[Dataset records]
───

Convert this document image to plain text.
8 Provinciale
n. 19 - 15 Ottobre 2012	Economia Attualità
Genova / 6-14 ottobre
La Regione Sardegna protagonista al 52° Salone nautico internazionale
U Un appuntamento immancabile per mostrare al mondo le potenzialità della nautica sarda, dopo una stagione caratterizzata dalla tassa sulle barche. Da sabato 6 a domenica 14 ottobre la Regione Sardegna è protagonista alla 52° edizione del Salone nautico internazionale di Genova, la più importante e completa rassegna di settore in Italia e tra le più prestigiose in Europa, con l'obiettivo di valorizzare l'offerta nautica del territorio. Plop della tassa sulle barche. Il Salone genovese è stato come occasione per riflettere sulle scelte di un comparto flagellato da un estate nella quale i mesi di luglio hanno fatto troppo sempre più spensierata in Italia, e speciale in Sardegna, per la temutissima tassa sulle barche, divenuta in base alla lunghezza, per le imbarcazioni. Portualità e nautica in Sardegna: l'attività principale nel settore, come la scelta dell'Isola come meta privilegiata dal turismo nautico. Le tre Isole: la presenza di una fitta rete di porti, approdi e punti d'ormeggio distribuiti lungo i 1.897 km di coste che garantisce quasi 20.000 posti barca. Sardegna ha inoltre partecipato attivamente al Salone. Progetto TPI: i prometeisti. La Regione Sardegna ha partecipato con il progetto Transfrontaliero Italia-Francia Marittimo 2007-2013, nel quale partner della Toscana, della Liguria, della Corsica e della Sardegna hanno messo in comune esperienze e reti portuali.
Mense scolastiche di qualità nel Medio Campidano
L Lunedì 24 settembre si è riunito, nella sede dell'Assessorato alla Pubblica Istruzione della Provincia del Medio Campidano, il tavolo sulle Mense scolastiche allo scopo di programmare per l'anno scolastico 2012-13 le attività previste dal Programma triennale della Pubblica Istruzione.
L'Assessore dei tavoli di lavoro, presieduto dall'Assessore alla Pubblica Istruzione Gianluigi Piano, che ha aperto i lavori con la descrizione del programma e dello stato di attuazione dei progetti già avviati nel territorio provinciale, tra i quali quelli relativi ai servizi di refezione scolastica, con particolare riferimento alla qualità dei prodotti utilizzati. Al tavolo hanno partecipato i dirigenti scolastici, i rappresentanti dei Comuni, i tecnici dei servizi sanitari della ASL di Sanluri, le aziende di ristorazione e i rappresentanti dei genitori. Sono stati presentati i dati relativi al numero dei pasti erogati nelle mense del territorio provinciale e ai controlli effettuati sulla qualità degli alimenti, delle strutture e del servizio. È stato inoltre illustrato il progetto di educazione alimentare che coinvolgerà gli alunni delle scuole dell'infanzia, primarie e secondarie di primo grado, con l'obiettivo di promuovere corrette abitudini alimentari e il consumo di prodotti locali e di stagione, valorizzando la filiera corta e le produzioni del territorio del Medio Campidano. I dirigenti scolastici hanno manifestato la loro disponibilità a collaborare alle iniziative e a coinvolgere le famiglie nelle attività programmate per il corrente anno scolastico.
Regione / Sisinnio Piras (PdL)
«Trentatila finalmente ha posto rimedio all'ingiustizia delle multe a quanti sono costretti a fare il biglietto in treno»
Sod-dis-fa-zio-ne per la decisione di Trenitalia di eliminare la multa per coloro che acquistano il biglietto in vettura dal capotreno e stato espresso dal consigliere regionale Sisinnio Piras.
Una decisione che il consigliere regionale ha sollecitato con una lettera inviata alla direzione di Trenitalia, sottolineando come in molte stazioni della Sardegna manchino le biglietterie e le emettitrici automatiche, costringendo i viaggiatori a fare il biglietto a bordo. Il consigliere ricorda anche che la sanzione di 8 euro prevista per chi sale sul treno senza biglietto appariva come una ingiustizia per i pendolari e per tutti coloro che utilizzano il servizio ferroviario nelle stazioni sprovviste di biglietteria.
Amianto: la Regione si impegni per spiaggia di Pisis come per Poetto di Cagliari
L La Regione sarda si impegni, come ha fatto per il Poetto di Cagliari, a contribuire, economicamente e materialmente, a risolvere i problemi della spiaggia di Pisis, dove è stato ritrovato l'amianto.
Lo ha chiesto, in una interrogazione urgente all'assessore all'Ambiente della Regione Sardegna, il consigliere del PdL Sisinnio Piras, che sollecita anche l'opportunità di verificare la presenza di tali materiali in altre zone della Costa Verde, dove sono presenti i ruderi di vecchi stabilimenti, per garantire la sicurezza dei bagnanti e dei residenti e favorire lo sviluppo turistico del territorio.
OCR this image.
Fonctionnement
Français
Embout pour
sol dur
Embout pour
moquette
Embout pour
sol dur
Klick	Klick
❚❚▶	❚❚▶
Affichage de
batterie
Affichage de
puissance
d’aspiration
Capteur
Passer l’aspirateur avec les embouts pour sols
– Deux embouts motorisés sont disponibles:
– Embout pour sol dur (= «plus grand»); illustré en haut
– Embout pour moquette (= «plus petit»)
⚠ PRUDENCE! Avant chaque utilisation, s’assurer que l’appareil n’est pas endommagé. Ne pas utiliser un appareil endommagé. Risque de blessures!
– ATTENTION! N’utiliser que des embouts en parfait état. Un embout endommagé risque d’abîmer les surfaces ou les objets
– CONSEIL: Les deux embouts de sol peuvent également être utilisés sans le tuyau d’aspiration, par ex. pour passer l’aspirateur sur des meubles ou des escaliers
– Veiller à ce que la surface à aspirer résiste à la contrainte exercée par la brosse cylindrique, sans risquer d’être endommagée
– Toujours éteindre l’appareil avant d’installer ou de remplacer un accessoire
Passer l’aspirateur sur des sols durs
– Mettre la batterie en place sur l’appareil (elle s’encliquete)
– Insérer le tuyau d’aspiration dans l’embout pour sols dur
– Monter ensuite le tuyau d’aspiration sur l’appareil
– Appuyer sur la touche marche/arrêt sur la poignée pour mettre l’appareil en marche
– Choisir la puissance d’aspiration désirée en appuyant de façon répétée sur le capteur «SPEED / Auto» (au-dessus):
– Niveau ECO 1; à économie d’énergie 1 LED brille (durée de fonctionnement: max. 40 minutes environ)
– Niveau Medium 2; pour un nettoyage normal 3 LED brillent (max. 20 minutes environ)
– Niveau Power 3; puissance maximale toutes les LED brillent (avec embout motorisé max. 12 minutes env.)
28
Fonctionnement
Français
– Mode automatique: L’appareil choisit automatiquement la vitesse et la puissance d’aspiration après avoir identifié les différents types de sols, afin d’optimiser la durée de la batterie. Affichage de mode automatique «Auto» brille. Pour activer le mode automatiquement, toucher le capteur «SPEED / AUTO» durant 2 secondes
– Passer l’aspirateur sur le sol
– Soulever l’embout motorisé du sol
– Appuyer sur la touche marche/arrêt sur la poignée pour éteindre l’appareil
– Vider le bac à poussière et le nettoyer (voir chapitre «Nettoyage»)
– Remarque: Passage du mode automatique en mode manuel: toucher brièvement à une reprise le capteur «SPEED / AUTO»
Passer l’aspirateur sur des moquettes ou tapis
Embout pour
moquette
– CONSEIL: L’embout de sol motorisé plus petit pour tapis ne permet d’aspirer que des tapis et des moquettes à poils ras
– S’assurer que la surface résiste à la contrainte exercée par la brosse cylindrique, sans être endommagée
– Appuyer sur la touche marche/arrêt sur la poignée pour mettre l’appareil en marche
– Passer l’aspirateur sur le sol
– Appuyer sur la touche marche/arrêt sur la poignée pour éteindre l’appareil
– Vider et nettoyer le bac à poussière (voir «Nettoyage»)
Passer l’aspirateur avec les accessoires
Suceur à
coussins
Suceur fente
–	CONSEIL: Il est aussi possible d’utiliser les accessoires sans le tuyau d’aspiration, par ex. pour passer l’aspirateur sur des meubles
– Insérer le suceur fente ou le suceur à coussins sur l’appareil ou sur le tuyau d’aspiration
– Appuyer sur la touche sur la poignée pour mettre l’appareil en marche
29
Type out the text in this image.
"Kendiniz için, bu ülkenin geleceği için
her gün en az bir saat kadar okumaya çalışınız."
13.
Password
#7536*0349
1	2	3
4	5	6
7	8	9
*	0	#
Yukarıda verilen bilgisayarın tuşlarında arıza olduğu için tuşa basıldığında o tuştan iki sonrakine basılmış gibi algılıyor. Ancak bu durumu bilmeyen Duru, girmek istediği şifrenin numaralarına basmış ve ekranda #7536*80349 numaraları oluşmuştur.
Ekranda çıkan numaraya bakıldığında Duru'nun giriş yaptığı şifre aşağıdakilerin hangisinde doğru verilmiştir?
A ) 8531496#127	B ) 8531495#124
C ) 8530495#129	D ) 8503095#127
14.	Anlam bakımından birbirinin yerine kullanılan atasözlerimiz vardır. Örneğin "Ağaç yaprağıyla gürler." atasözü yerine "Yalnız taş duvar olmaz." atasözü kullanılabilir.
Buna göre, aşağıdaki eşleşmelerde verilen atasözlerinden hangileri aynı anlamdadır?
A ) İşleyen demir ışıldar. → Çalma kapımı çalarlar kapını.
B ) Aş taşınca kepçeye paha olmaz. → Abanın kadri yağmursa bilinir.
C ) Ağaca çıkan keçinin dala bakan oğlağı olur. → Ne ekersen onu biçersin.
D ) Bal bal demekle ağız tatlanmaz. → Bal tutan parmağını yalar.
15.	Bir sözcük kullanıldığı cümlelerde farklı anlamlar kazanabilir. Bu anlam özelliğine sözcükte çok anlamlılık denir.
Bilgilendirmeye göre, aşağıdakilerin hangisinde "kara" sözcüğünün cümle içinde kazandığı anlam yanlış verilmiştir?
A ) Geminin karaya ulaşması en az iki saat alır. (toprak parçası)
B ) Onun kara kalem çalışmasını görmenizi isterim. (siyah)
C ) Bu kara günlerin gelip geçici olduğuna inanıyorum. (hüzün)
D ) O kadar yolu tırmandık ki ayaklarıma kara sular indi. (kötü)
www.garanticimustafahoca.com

───

* **THE REQUEST**:
State, as a number only, how many lines in the entries include "minutes".

* **FULL SOLUTION**:
3